▶ RECORDS TO USE:

====

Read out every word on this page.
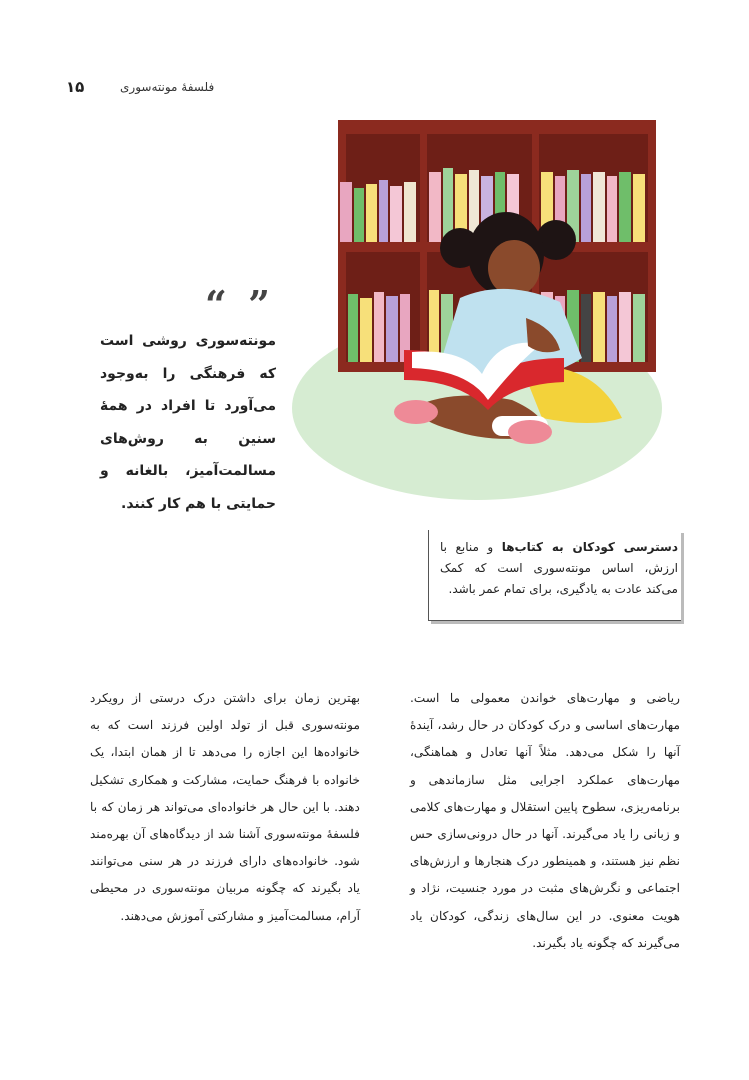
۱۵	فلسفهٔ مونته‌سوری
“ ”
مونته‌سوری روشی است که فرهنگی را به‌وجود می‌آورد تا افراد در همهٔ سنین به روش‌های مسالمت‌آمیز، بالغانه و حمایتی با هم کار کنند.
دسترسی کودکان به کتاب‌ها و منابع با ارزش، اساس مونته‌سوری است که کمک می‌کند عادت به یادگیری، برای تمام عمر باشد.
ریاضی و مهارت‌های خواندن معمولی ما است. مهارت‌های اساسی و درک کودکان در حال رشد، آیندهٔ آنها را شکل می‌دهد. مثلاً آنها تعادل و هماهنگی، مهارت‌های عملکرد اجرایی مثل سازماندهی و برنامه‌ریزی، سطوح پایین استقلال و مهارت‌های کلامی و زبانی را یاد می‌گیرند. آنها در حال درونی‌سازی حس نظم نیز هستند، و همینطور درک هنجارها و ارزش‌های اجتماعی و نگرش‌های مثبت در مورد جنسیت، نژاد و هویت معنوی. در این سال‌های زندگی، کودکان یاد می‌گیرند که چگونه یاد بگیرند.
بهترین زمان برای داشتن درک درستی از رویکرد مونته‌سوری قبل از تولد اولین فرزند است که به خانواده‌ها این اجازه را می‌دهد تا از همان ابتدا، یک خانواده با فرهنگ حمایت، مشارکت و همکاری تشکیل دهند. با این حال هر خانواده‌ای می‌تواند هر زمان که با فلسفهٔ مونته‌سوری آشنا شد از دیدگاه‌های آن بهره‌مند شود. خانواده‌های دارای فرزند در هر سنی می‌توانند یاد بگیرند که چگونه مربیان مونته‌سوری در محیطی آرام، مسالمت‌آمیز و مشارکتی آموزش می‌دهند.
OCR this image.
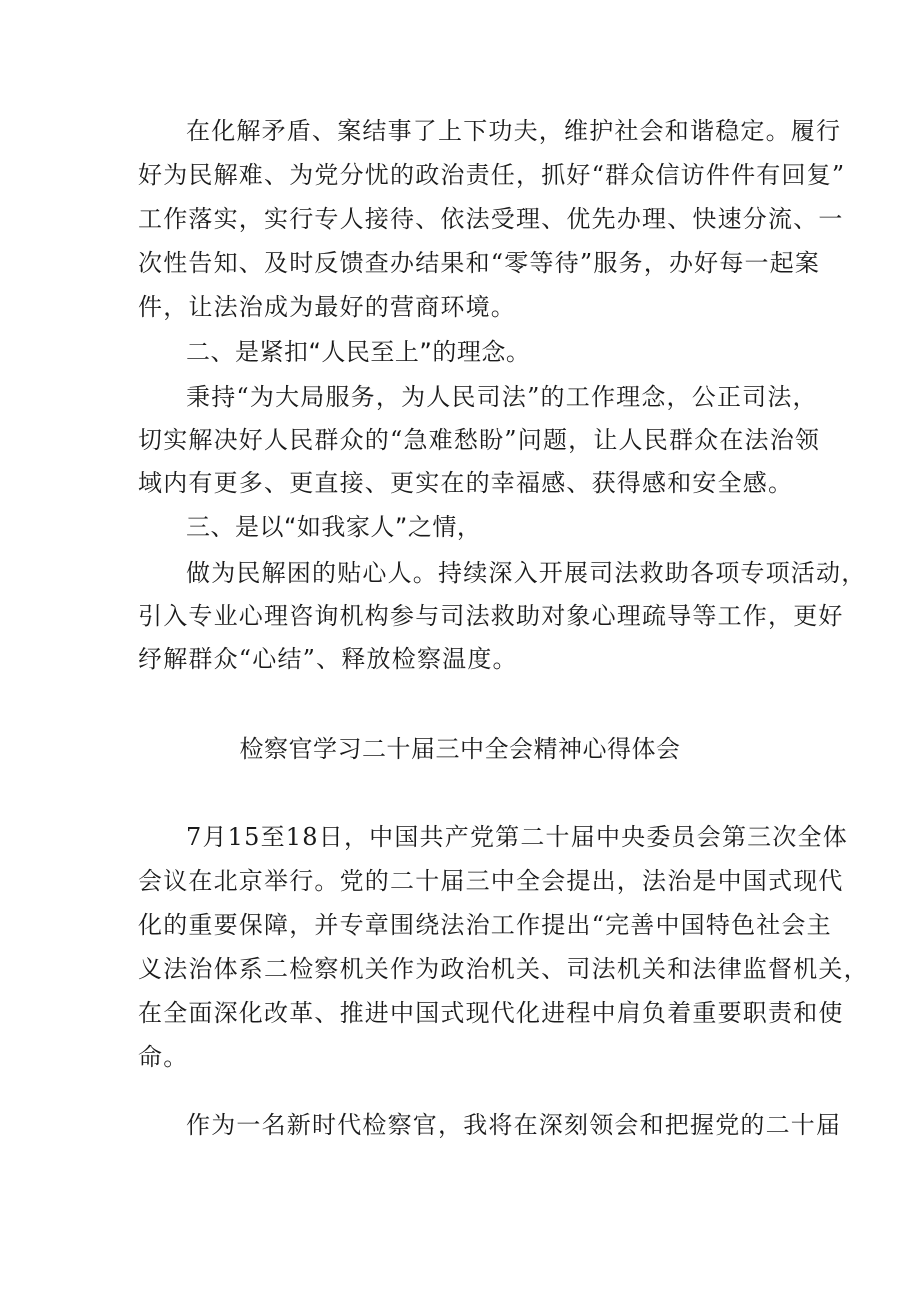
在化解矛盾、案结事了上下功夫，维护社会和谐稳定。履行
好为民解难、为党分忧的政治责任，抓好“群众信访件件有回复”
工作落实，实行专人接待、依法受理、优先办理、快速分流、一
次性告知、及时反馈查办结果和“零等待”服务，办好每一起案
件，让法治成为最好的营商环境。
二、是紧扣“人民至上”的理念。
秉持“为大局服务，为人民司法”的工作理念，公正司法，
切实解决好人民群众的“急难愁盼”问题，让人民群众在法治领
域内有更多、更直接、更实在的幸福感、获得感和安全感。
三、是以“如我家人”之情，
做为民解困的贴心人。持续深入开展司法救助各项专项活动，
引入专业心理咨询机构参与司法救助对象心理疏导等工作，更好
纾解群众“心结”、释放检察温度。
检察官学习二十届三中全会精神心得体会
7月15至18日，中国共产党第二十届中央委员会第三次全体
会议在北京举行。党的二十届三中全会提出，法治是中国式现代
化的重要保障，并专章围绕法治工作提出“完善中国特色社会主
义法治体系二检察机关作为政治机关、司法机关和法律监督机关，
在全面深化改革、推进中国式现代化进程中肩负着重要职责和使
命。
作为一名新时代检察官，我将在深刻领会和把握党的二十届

====

Find the word "ارزش" in the data and show each line that holds it.

▶ EXERCISE ANSWER:
دسترسی کودکان به کتاب‌ها و منابع با ارزش، اساس مونته‌سوری است که کمک می‌کند عادت به یادگیری، برای تمام عمر باشد.
ریاضی و مهارت‌های خواندن معمولی ما است. مهارت‌های اساسی و درک کودکان در حال رشد، آیندهٔ آنها را شکل می‌دهد. مثلاً آنها تعادل و هماهنگی، مهارت‌های عملکرد اجرایی مثل سازماندهی و برنامه‌ریزی، سطوح پایین استقلال و مهارت‌های کلامی و زبانی را یاد می‌گیرند. آنها در حال درونی‌سازی حس نظم نیز هستند، و همینطور درک هنجارها و ارزش‌های اجتماعی و نگرش‌های مثبت در مورد جنسیت، نژاد و هویت معنوی. در این سال‌های زندگی، کودکان یاد می‌گیرند که چگونه یاد بگیرند.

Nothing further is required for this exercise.